--- start ---

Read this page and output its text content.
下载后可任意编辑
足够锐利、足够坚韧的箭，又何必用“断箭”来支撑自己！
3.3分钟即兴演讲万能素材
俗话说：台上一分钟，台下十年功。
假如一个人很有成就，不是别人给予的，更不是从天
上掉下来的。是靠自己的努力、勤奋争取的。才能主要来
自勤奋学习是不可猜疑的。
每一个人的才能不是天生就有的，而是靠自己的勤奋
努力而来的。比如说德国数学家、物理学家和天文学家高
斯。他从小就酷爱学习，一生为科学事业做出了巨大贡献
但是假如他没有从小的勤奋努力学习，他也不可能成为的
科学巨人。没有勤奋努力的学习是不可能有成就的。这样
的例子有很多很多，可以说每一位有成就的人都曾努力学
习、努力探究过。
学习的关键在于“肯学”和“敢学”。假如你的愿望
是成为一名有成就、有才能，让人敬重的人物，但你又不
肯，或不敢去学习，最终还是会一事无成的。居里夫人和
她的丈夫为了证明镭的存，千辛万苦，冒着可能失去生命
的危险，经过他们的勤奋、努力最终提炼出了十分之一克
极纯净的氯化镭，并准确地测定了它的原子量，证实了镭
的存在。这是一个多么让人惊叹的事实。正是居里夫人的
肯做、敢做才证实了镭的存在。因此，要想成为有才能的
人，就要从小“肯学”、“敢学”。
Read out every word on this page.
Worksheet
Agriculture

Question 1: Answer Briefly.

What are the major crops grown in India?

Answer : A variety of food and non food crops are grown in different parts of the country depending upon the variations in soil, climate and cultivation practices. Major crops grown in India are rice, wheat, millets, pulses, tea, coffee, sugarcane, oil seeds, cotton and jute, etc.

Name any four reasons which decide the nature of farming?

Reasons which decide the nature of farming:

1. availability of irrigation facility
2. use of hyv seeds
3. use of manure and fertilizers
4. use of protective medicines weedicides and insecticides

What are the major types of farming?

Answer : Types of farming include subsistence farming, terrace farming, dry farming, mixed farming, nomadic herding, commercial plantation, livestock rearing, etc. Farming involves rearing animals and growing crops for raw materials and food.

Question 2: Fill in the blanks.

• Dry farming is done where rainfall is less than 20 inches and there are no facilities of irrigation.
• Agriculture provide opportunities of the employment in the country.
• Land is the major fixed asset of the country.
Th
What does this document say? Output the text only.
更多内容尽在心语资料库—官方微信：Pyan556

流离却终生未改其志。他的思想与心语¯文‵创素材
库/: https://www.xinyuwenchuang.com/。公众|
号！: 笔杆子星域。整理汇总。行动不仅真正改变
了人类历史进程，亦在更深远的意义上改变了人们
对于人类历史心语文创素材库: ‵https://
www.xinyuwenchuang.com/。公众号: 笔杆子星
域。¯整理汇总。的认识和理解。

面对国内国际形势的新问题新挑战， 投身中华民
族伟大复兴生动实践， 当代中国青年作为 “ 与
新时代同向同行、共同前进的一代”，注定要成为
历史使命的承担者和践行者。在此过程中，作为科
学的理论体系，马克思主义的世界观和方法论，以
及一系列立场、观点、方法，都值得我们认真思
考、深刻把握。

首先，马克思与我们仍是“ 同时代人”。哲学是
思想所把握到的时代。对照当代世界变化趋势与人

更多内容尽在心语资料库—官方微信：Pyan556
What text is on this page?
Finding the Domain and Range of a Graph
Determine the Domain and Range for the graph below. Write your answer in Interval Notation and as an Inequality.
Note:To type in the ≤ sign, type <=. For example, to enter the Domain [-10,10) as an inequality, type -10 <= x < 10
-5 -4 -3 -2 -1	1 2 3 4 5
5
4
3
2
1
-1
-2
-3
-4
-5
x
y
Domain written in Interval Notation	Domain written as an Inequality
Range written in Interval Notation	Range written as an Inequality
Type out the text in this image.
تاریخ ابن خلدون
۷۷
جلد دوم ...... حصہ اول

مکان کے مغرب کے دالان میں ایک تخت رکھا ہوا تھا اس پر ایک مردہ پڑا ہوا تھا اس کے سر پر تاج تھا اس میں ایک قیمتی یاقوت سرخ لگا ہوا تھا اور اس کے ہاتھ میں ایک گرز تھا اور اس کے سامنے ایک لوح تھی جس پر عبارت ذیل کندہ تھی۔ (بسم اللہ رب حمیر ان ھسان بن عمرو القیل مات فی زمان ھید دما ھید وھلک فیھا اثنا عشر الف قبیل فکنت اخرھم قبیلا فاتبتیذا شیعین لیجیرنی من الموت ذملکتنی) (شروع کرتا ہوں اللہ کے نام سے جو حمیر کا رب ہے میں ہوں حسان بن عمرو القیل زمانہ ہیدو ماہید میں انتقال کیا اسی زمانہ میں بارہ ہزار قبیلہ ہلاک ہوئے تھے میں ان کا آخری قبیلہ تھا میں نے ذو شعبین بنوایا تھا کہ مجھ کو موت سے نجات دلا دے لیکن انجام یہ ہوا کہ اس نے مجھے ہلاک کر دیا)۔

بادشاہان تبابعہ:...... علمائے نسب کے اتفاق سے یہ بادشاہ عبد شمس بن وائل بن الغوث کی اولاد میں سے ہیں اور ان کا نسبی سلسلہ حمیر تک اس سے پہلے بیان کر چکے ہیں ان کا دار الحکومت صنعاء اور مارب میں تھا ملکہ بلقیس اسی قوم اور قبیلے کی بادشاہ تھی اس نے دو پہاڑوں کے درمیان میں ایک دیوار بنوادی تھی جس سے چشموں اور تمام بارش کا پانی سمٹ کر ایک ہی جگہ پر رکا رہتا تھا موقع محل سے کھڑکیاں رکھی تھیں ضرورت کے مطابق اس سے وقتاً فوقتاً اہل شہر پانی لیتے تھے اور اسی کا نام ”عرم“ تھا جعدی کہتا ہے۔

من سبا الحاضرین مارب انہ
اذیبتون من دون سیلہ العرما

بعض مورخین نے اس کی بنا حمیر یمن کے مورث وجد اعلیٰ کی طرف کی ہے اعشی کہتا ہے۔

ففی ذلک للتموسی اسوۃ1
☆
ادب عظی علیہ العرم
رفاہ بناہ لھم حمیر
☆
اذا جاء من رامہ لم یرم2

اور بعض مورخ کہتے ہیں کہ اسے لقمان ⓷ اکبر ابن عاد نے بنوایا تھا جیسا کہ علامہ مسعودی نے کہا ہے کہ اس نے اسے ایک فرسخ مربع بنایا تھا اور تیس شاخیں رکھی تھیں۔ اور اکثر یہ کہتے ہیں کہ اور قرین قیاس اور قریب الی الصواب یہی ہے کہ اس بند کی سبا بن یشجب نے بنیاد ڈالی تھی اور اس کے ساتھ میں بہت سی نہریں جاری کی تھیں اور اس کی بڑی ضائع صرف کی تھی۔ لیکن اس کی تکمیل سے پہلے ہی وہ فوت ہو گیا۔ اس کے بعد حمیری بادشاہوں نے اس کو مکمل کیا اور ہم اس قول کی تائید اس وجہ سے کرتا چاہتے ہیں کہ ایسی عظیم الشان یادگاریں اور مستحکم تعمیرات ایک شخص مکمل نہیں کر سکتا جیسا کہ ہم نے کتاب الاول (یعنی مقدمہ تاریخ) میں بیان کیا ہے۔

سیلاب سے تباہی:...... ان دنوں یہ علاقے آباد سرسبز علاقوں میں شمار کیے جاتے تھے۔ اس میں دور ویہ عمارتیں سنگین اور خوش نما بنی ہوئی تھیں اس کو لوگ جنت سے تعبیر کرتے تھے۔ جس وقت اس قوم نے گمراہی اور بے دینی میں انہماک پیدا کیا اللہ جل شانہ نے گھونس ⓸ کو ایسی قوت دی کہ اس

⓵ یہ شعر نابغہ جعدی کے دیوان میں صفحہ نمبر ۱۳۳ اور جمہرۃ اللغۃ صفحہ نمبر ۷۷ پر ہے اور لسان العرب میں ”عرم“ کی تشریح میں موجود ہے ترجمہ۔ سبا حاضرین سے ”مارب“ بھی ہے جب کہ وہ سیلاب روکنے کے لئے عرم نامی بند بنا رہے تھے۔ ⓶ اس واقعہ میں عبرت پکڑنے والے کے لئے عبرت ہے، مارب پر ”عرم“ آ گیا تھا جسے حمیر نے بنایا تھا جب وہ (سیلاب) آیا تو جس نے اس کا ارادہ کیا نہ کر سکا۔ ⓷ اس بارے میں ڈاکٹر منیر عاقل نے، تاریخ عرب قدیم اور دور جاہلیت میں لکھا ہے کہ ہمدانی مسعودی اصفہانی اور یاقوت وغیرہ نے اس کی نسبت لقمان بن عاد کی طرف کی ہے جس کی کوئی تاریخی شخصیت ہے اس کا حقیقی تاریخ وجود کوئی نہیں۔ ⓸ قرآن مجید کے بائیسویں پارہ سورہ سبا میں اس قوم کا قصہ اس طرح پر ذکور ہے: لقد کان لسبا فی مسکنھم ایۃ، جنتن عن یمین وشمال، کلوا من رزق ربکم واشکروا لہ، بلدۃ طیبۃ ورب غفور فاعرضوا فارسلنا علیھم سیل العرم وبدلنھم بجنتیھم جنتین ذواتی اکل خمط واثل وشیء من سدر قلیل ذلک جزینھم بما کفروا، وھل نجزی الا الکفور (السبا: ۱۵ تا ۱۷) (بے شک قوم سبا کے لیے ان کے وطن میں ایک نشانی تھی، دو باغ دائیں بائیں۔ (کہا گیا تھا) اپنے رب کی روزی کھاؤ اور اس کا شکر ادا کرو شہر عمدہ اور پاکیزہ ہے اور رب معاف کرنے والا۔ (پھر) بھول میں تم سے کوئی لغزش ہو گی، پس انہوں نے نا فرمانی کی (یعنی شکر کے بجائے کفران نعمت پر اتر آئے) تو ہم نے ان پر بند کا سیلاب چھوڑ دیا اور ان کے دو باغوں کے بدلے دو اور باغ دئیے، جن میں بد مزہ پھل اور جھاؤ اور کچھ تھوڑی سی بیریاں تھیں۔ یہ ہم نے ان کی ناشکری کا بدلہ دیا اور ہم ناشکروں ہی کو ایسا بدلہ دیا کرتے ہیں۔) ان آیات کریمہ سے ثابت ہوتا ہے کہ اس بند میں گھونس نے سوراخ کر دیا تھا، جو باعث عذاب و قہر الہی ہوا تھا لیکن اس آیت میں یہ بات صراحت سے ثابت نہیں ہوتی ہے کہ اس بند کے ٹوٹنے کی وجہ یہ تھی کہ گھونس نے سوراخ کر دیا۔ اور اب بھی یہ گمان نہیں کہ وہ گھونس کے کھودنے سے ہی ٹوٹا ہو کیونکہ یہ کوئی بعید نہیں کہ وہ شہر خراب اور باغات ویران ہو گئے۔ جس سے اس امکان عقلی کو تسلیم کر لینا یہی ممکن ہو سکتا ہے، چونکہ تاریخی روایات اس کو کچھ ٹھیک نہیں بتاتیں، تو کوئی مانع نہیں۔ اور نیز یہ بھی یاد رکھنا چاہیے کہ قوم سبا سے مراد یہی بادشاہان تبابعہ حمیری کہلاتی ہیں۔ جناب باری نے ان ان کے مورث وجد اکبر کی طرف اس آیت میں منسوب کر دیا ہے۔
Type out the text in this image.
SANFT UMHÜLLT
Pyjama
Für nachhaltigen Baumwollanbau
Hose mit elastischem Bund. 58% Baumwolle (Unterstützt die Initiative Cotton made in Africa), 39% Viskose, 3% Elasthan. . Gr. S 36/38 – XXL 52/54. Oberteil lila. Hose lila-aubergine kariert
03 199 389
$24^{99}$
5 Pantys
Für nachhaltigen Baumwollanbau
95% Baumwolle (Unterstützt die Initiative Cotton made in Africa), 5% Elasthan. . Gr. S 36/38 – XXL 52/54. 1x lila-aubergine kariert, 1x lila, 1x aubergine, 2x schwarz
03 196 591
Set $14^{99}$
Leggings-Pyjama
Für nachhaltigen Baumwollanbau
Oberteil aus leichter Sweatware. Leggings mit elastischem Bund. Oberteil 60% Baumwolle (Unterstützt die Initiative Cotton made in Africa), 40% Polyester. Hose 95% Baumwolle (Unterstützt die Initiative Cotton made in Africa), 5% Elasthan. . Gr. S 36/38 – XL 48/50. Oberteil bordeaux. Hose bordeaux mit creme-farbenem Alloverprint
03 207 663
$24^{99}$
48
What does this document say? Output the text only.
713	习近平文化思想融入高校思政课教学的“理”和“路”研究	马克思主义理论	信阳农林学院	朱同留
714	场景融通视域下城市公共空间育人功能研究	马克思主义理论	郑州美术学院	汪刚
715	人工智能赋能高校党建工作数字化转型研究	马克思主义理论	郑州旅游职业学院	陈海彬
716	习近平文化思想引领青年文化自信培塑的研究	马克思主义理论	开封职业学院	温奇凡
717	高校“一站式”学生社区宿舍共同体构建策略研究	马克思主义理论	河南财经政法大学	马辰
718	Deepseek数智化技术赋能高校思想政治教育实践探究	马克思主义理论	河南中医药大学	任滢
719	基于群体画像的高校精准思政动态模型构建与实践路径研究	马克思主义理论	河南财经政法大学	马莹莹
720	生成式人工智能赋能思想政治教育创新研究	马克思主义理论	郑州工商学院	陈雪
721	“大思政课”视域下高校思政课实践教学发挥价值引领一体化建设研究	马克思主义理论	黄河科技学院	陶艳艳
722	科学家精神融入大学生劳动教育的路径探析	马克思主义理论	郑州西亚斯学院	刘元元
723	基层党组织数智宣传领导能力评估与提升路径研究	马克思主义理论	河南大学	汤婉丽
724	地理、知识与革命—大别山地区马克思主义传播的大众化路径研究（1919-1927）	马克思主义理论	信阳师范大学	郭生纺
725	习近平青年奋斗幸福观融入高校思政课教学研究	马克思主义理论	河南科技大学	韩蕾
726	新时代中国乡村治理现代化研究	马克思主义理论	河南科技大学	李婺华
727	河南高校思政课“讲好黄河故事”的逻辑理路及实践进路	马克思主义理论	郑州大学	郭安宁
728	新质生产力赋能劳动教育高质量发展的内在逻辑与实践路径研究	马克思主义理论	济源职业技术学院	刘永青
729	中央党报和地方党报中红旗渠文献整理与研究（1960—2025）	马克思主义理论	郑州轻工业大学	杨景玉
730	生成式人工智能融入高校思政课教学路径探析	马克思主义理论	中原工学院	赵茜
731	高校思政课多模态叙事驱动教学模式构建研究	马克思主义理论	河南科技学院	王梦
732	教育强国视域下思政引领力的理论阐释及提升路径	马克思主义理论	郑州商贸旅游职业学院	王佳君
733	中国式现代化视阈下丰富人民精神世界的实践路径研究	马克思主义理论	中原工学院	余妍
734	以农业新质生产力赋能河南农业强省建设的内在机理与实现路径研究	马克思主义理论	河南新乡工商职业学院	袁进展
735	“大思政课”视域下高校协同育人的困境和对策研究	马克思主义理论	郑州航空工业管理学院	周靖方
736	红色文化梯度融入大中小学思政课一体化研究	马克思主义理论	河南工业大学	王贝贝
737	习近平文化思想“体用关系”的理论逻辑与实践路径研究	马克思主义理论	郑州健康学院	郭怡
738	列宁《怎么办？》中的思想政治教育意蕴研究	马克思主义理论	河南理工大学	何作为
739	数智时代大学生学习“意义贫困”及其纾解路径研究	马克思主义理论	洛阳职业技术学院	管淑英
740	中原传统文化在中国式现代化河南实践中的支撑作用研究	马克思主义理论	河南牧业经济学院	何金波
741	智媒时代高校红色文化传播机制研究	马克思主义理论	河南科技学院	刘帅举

--- end ---

**GOAL**
Every line of the records that includes the word "Domain" should be gathered.

**THE RESPONSE**
Finding the Domain and Range of a Graph
Determine the Domain and Range for the graph below. Write your answer in Interval Notation and as an Inequality.
Note:To type in the ≤ sign, type <=. For example, to enter the Domain [-10,10) as an inequality, type -10 <= x < 10
Domain written in Interval Notation	Domain written as an Inequality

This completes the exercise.